═════ Data supplied

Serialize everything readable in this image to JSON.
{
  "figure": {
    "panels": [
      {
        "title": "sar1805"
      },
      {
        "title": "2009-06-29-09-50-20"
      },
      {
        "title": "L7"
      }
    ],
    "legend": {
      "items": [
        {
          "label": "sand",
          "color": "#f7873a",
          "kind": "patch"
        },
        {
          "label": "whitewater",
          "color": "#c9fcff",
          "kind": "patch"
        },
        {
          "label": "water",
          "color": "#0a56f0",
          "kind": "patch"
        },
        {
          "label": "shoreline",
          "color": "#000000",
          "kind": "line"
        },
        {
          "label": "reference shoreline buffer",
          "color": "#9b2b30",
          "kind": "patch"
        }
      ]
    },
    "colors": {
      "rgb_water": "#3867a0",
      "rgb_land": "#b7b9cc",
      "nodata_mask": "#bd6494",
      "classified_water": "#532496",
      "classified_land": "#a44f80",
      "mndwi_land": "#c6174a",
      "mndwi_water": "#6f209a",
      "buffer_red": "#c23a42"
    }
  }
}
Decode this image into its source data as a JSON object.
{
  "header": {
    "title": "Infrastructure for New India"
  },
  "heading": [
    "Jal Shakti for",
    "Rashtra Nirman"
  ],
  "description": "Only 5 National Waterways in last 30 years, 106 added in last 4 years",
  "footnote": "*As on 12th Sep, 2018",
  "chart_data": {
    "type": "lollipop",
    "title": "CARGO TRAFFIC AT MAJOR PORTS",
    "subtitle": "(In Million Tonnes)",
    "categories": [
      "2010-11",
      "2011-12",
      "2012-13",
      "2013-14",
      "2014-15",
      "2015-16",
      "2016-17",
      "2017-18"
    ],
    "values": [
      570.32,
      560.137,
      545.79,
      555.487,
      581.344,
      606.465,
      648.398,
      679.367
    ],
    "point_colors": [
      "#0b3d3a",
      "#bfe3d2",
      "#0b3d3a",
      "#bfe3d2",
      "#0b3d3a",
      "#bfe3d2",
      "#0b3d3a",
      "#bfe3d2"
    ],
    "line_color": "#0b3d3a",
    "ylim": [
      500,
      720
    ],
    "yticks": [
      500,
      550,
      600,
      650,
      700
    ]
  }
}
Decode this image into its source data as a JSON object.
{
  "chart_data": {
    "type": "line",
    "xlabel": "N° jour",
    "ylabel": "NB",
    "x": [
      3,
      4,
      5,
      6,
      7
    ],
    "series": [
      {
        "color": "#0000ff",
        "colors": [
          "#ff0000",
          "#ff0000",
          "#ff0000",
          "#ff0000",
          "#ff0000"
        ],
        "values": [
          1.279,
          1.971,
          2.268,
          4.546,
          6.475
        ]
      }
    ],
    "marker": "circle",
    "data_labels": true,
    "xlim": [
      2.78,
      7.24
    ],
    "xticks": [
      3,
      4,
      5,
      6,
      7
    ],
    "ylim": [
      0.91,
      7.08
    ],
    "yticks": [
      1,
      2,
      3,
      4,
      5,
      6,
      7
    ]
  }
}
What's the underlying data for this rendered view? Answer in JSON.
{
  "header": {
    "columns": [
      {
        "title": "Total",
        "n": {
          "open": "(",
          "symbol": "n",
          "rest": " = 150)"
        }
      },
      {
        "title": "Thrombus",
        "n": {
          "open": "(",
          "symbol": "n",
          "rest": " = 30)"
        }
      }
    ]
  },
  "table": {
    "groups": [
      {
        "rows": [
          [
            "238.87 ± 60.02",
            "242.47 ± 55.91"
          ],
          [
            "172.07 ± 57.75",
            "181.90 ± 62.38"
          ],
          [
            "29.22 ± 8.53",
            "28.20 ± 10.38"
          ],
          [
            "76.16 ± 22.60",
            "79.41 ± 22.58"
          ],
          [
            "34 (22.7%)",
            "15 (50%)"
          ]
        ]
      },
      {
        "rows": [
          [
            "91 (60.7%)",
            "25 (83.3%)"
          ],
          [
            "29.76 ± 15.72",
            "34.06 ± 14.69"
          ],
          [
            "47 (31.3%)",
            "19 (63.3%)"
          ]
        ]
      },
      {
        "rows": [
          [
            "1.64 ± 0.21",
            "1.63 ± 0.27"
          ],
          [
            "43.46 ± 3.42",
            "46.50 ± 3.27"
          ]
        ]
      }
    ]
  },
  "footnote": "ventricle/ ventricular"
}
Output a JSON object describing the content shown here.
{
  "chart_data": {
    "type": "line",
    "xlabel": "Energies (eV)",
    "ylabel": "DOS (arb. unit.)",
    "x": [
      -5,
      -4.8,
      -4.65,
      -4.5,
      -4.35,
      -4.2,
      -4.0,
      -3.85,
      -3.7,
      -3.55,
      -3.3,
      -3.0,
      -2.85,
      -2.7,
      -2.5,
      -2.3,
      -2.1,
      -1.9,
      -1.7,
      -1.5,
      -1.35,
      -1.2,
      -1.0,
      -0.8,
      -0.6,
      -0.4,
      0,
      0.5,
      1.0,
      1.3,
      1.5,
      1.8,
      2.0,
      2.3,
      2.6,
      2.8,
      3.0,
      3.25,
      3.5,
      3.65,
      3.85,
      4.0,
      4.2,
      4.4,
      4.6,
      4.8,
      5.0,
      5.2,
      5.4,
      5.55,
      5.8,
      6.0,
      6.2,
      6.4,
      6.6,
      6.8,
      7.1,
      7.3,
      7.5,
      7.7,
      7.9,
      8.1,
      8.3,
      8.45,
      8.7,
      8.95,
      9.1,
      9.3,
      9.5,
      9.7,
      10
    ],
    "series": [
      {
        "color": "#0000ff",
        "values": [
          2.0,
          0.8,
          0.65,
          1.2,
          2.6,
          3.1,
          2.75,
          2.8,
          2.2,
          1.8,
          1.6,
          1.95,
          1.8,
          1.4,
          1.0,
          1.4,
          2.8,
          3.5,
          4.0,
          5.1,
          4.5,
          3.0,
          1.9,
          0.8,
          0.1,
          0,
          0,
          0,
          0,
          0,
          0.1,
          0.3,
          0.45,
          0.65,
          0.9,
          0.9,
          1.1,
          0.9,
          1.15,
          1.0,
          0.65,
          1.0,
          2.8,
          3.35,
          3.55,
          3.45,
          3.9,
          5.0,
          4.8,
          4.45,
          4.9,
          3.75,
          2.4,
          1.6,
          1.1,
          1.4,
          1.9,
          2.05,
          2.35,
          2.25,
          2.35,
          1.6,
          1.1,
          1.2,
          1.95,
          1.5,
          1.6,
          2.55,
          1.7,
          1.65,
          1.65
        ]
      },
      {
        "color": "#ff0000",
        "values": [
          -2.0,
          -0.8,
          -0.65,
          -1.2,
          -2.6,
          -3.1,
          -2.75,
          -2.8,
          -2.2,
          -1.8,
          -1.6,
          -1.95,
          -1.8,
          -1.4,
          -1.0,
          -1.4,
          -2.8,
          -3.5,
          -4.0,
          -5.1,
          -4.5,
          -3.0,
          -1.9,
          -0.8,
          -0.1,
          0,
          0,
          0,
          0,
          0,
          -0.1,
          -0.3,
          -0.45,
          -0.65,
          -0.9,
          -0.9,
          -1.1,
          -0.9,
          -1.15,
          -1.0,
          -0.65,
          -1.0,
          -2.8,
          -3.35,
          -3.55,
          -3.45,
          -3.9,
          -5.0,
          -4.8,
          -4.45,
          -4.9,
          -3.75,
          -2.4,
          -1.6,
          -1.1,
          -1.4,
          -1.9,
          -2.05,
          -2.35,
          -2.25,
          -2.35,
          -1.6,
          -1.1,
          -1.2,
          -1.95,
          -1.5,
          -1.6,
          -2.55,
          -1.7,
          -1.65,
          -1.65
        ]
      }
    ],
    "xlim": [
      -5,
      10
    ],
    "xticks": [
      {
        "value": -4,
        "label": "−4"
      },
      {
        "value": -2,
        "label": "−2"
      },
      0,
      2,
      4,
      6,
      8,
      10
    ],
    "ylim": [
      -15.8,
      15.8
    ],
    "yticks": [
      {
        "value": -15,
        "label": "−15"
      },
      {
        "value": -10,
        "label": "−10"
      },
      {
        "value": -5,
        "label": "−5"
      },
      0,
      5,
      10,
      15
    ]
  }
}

══════════

Task to carry out:
Say how many lines of the listing above contain "JSON", with no other words.

Response to the task:
5